Of all the lines in these entries, how many contain the string "cald"? Give only that count.

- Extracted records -
○ ○ ○

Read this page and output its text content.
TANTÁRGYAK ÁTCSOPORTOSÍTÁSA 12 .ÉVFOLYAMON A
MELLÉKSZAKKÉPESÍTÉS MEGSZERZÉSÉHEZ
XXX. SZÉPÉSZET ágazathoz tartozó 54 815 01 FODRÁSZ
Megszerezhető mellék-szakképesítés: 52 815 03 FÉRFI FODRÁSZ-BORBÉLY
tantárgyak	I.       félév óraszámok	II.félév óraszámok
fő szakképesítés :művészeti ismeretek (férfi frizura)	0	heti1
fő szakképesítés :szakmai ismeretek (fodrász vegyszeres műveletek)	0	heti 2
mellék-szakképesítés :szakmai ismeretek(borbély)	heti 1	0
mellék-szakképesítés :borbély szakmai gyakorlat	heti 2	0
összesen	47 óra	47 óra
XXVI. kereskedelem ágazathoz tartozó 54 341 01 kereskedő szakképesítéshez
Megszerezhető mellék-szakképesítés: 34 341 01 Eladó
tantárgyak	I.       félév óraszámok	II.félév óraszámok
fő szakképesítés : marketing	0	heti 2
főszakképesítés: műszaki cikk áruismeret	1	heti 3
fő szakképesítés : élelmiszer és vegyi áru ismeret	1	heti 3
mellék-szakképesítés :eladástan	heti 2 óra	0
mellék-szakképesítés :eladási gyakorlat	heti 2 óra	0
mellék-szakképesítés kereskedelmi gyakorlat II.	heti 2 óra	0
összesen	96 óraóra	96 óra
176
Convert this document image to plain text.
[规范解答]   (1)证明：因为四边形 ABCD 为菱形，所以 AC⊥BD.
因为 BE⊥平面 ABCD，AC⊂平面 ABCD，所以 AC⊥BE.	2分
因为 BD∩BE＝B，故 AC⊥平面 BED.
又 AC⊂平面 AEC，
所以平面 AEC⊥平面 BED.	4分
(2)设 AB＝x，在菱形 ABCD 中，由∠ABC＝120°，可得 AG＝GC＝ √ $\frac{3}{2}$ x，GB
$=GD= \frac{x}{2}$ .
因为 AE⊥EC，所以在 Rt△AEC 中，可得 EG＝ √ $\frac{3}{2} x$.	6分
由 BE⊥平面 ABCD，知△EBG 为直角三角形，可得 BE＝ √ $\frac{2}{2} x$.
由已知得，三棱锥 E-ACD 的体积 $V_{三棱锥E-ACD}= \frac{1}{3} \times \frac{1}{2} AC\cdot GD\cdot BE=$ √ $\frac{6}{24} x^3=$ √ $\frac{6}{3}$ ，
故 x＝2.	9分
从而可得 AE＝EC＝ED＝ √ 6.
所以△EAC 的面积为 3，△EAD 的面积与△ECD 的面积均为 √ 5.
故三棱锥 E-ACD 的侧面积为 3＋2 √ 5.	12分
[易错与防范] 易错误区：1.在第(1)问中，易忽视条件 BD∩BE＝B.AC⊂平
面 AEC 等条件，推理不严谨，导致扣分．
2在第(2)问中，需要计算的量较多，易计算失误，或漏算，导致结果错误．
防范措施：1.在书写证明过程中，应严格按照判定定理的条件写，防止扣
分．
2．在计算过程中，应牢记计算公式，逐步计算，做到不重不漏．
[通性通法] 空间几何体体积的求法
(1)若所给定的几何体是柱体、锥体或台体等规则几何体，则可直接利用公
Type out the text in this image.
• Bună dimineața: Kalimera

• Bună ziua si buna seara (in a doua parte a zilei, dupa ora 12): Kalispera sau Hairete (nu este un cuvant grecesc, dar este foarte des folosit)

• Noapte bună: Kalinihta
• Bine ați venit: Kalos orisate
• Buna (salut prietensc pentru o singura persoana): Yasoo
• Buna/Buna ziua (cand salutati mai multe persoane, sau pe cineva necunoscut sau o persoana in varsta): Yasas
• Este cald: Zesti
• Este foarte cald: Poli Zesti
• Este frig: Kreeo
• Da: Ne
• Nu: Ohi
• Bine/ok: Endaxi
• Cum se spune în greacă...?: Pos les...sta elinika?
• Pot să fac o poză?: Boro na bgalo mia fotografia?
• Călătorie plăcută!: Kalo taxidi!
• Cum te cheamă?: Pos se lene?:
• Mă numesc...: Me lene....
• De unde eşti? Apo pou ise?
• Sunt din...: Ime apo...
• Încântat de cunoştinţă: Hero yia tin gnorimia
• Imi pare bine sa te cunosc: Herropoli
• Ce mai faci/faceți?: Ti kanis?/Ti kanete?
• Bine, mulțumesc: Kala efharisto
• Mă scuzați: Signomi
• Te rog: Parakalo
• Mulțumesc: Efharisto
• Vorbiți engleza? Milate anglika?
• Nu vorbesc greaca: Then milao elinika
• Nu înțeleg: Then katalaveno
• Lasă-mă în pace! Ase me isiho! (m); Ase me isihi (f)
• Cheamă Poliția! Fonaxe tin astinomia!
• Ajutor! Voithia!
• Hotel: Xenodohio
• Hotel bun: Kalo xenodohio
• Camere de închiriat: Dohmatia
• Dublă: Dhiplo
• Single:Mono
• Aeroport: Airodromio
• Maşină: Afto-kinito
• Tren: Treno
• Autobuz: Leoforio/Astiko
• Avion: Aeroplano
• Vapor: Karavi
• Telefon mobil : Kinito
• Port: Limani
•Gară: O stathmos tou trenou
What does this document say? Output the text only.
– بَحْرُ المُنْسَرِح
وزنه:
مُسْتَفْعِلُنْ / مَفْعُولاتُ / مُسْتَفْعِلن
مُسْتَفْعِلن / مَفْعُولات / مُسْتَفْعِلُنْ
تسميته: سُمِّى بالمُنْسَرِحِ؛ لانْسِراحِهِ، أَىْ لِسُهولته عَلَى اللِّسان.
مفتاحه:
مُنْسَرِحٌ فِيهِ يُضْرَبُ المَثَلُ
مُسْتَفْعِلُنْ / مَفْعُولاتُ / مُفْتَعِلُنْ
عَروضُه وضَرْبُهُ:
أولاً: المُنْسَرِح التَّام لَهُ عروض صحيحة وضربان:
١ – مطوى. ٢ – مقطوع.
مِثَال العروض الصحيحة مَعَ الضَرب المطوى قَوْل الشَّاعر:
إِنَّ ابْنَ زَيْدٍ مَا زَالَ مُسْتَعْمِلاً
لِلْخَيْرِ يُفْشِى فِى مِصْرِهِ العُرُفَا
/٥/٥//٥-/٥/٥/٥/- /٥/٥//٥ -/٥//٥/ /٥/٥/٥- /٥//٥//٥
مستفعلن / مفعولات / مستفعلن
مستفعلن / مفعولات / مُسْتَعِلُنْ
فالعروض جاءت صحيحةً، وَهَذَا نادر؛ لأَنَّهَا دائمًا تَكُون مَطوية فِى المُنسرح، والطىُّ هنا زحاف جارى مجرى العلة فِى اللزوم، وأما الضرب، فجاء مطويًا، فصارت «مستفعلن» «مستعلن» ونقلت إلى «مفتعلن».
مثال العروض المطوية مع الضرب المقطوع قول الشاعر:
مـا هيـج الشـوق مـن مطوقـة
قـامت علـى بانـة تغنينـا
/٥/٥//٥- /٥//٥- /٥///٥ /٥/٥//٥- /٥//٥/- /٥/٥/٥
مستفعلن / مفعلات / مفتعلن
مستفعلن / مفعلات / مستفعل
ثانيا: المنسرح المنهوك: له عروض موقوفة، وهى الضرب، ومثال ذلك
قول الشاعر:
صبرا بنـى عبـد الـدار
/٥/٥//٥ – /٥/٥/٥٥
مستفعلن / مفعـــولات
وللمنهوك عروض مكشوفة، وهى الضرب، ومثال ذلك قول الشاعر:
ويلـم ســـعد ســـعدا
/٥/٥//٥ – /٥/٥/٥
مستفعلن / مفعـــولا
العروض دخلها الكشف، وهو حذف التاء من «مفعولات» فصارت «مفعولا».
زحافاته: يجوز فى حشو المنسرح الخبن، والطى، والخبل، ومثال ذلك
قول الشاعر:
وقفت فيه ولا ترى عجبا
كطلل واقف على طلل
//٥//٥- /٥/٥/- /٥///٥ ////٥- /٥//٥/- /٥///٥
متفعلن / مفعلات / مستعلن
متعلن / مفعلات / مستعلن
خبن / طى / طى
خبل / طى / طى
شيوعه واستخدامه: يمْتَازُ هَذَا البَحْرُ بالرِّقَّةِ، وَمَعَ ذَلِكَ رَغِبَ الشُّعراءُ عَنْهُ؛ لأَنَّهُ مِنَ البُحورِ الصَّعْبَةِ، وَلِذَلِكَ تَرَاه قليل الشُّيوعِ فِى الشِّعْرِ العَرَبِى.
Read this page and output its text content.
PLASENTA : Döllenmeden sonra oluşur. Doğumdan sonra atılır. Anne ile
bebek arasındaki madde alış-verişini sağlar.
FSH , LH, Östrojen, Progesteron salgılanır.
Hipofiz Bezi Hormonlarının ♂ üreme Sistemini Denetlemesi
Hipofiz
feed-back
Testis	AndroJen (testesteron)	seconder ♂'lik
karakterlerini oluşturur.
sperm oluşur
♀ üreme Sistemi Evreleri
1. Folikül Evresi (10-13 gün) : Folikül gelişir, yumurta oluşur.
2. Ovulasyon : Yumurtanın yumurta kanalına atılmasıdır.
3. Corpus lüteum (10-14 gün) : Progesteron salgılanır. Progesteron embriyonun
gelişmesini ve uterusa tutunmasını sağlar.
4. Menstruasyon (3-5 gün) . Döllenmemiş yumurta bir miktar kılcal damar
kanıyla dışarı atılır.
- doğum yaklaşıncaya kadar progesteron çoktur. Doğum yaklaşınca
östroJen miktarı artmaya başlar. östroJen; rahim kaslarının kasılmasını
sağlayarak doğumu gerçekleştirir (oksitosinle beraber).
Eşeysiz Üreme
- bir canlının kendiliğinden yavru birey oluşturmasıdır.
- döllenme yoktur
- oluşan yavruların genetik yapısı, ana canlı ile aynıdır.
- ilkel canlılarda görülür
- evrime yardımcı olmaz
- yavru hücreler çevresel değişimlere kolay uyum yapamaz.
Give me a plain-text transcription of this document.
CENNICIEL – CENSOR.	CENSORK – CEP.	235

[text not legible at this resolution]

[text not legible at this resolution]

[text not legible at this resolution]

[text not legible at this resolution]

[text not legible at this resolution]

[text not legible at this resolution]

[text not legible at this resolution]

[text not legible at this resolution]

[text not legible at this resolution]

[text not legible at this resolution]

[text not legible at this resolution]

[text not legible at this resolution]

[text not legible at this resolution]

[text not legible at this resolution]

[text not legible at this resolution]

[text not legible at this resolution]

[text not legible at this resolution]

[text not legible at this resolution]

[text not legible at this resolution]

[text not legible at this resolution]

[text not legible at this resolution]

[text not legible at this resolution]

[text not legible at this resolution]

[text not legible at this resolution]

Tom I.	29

○ ○ ○

- SOLUTION TO THIS TASK -
2